RAW DATA:
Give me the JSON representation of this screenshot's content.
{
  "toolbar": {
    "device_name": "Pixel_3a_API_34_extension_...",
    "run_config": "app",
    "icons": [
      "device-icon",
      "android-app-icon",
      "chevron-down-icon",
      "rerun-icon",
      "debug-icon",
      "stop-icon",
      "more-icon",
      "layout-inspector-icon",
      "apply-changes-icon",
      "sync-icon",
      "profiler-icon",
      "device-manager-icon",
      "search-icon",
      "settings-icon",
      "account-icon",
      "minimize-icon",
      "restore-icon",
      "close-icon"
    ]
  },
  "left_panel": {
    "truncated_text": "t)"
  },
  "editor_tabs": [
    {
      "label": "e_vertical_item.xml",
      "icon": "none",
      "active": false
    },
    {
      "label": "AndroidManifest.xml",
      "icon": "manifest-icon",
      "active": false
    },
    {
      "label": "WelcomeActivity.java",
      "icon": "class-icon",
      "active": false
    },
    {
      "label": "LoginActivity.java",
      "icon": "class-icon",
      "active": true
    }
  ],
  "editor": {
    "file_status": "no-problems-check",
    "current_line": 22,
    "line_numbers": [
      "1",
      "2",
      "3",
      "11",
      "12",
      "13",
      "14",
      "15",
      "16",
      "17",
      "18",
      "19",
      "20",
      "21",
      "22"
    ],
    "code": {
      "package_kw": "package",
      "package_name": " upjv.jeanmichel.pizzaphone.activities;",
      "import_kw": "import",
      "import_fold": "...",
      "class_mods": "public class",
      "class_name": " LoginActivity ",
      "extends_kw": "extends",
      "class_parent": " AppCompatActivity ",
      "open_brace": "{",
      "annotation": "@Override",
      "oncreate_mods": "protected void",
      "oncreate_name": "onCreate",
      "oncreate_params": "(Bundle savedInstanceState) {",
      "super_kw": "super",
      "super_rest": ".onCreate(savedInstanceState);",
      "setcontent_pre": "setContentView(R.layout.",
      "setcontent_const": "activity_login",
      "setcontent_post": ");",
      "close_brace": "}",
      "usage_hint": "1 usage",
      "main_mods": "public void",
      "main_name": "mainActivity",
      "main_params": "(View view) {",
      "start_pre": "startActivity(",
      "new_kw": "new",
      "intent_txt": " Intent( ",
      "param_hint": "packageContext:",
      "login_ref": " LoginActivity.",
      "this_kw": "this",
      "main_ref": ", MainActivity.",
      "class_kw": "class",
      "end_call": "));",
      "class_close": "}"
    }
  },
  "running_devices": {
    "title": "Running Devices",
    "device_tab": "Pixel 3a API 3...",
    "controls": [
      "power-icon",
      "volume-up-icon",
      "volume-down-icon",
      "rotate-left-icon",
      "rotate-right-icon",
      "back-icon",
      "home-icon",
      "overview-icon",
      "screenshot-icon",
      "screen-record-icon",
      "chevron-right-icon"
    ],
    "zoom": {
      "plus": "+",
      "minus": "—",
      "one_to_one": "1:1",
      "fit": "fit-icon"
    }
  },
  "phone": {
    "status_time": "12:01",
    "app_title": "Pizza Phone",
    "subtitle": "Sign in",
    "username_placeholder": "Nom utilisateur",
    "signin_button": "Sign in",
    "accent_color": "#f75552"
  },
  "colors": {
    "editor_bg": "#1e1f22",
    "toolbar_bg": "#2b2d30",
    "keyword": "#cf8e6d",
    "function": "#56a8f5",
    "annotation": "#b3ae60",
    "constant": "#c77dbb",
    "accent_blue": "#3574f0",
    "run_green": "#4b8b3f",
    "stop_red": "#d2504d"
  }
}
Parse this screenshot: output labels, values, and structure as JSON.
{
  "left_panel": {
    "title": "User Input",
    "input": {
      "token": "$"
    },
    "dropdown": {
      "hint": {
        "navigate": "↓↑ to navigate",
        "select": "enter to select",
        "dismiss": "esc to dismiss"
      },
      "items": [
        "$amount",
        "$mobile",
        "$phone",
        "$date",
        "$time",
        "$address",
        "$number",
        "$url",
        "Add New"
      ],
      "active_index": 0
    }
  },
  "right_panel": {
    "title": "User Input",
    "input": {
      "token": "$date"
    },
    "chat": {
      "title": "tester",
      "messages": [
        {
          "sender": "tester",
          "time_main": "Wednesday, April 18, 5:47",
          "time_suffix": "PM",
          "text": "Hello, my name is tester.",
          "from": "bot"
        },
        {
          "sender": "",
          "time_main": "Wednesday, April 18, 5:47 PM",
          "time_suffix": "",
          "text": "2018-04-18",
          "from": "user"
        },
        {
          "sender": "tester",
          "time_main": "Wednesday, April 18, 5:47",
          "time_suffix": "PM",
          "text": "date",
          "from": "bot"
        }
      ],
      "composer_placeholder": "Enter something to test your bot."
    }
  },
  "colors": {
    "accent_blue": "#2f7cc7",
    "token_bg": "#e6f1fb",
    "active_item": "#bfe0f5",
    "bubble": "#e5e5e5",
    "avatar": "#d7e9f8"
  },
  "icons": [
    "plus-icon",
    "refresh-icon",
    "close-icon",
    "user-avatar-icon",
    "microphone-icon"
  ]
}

INSTRUCTIONS TO FOLLOW:
Go through the records and copy each line with "tester" in it.

SOLUTION:
      "title": "tester",
          "sender": "tester",
          "text": "Hello, my name is tester.",
          "sender": "tester",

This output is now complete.